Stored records
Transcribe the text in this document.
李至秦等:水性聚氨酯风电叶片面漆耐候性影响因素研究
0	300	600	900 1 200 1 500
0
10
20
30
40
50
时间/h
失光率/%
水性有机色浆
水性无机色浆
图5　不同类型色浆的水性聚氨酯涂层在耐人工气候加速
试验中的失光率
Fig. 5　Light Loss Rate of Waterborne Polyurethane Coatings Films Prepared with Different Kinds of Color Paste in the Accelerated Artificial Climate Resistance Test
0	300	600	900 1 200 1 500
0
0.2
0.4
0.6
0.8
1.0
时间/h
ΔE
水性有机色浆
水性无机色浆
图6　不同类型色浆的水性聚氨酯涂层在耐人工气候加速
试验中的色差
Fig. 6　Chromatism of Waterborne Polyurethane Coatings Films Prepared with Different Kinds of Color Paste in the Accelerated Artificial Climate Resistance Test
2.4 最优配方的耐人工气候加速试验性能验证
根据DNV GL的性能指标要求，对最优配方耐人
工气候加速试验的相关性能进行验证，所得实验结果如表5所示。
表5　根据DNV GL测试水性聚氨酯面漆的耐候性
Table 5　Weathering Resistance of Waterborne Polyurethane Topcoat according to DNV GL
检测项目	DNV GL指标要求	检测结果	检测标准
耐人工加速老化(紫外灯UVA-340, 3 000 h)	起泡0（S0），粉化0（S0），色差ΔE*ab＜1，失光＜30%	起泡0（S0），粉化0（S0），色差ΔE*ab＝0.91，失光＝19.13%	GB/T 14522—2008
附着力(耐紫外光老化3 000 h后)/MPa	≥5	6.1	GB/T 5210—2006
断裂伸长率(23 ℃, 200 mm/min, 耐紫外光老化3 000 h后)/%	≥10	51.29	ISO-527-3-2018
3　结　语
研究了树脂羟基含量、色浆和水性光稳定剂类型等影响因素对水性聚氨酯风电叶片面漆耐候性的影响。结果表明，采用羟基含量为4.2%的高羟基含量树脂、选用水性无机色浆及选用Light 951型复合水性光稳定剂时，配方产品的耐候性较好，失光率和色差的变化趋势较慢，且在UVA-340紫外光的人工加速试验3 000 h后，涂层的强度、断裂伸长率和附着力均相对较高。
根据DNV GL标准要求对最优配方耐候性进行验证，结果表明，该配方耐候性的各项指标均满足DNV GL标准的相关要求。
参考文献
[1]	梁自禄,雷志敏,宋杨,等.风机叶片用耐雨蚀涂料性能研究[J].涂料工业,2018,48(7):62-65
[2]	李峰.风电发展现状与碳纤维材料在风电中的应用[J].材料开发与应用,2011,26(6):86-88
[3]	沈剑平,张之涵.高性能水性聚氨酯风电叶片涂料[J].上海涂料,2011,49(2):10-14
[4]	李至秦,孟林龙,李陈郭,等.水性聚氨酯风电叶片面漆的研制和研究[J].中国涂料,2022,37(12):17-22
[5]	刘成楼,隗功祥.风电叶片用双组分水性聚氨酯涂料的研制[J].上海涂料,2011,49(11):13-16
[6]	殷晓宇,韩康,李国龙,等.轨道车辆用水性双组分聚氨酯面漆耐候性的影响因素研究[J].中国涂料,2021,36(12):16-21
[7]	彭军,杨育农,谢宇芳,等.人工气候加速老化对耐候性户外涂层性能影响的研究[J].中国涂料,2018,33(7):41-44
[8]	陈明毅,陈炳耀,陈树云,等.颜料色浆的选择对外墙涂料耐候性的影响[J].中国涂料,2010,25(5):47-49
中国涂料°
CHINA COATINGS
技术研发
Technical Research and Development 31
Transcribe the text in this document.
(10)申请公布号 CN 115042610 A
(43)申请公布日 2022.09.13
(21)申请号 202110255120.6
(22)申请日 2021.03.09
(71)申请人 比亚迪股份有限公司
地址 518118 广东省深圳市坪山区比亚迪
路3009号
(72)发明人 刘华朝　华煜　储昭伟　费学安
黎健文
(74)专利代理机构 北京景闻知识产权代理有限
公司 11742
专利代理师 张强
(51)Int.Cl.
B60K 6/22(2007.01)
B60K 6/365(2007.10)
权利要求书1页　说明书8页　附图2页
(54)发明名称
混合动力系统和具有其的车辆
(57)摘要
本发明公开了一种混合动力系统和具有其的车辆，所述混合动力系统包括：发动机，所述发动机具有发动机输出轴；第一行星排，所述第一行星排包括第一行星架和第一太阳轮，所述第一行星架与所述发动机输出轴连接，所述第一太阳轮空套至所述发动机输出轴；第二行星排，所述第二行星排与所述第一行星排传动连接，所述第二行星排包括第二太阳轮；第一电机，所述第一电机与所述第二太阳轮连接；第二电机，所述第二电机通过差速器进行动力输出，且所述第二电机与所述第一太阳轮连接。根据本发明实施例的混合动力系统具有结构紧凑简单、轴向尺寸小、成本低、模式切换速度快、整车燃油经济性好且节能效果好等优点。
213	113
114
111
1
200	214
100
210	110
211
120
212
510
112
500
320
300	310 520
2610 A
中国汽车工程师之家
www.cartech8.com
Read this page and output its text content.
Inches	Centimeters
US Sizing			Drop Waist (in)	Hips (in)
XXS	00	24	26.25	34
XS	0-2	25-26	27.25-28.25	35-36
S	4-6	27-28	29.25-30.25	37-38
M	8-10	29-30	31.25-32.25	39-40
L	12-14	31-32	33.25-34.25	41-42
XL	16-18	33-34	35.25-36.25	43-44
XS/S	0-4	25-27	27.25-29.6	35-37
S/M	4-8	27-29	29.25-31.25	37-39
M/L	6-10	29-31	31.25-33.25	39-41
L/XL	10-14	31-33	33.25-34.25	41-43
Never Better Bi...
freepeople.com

WORK TO BE COMPLETED
Repeat the material above in full, quoting it exactly.

ANSWER
Transcribe the text in this document.
李至秦等:水性聚氨酯风电叶片面漆耐候性影响因素研究
0	300	600	900 1 200 1 500
0
10
20
30
40
50
时间/h
失光率/%
水性有机色浆
水性无机色浆
图5　不同类型色浆的水性聚氨酯涂层在耐人工气候加速
试验中的失光率
Fig. 5　Light Loss Rate of Waterborne Polyurethane Coatings Films Prepared with Different Kinds of Color Paste in the Accelerated Artificial Climate Resistance Test
0	300	600	900 1 200 1 500
0
0.2
0.4
0.6
0.8
1.0
时间/h
ΔE
水性有机色浆
水性无机色浆
图6　不同类型色浆的水性聚氨酯涂层在耐人工气候加速
试验中的色差
Fig. 6　Chromatism of Waterborne Polyurethane Coatings Films Prepared with Different Kinds of Color Paste in the Accelerated Artificial Climate Resistance Test
2.4 最优配方的耐人工气候加速试验性能验证
根据DNV GL的性能指标要求，对最优配方耐人
工气候加速试验的相关性能进行验证，所得实验结果如表5所示。
表5　根据DNV GL测试水性聚氨酯面漆的耐候性
Table 5　Weathering Resistance of Waterborne Polyurethane Topcoat according to DNV GL
检测项目	DNV GL指标要求	检测结果	检测标准
耐人工加速老化(紫外灯UVA-340, 3 000 h)	起泡0（S0），粉化0（S0），色差ΔE*ab＜1，失光＜30%	起泡0（S0），粉化0（S0），色差ΔE*ab＝0.91，失光＝19.13%	GB/T 14522—2008
附着力(耐紫外光老化3 000 h后)/MPa	≥5	6.1	GB/T 5210—2006
断裂伸长率(23 ℃, 200 mm/min, 耐紫外光老化3 000 h后)/%	≥10	51.29	ISO-527-3-2018
3　结　语
研究了树脂羟基含量、色浆和水性光稳定剂类型等影响因素对水性聚氨酯风电叶片面漆耐候性的影响。结果表明，采用羟基含量为4.2%的高羟基含量树脂、选用水性无机色浆及选用Light 951型复合水性光稳定剂时，配方产品的耐候性较好，失光率和色差的变化趋势较慢，且在UVA-340紫外光的人工加速试验3 000 h后，涂层的强度、断裂伸长率和附着力均相对较高。
根据DNV GL标准要求对最优配方耐候性进行验证，结果表明，该配方耐候性的各项指标均满足DNV GL标准的相关要求。
参考文献
[1]	梁自禄,雷志敏,宋杨,等.风机叶片用耐雨蚀涂料性能研究[J].涂料工业,2018,48(7):62-65
[2]	李峰.风电发展现状与碳纤维材料在风电中的应用[J].材料开发与应用,2011,26(6):86-88
[3]	沈剑平,张之涵.高性能水性聚氨酯风电叶片涂料[J].上海涂料,2011,49(2):10-14
[4]	李至秦,孟林龙,李陈郭,等.水性聚氨酯风电叶片面漆的研制和研究[J].中国涂料,2022,37(12):17-22
[5]	刘成楼,隗功祥.风电叶片用双组分水性聚氨酯涂料的研制[J].上海涂料,2011,49(11):13-16
[6]	殷晓宇,韩康,李国龙,等.轨道车辆用水性双组分聚氨酯面漆耐候性的影响因素研究[J].中国涂料,2021,36(12):16-21
[7]	彭军,杨育农,谢宇芳,等.人工气候加速老化对耐候性户外涂层性能影响的研究[J].中国涂料,2018,33(7):41-44
[8]	陈明毅,陈炳耀,陈树云,等.颜料色浆的选择对外墙涂料耐候性的影响[J].中国涂料,2010,25(5):47-49
中国涂料°
CHINA COATINGS
技术研发
Technical Research and Development 31
Transcribe the text in this document.
(10)申请公布号 CN 115042610 A
(43)申请公布日 2022.09.13
(21)申请号 202110255120.6
(22)申请日 2021.03.09
(71)申请人 比亚迪股份有限公司
地址 518118 广东省深圳市坪山区比亚迪
路3009号
(72)发明人 刘华朝　华煜　储昭伟　费学安
黎健文
(74)专利代理机构 北京景闻知识产权代理有限
公司 11742
专利代理师 张强
(51)Int.Cl.
B60K 6/22(2007.01)
B60K 6/365(2007.10)
权利要求书1页　说明书8页　附图2页
(54)发明名称
混合动力系统和具有其的车辆
(57)摘要
本发明公开了一种混合动力系统和具有其的车辆，所述混合动力系统包括：发动机，所述发动机具有发动机输出轴；第一行星排，所述第一行星排包括第一行星架和第一太阳轮，所述第一行星架与所述发动机输出轴连接，所述第一太阳轮空套至所述发动机输出轴；第二行星排，所述第二行星排与所述第一行星排传动连接，所述第二行星排包括第二太阳轮；第一电机，所述第一电机与所述第二太阳轮连接；第二电机，所述第二电机通过差速器进行动力输出，且所述第二电机与所述第一太阳轮连接。根据本发明实施例的混合动力系统具有结构紧凑简单、轴向尺寸小、成本低、模式切换速度快、整车燃油经济性好且节能效果好等优点。
213	113
114
111
1
200	214
100
210	110
211
120
212
510
112
500
320
300	310 520
2610 A
中国汽车工程师之家
www.cartech8.com
Read this page and output its text content.
Inches	Centimeters
US Sizing			Drop Waist (in)	Hips (in)
XXS	00	24	26.25	34
XS	0-2	25-26	27.25-28.25	35-36
S	4-6	27-28	29.25-30.25	37-38
M	8-10	29-30	31.25-32.25	39-40
L	12-14	31-32	33.25-34.25	41-42
XL	16-18	33-34	35.25-36.25	43-44
XS/S	0-4	25-27	27.25-29.6	35-37
S/M	4-8	27-29	29.25-31.25	37-39
M/L	6-10	29-31	31.25-33.25	39-41
L/XL	10-14	31-33	33.25-34.25	41-43
Never Better Bi...
freepeople.com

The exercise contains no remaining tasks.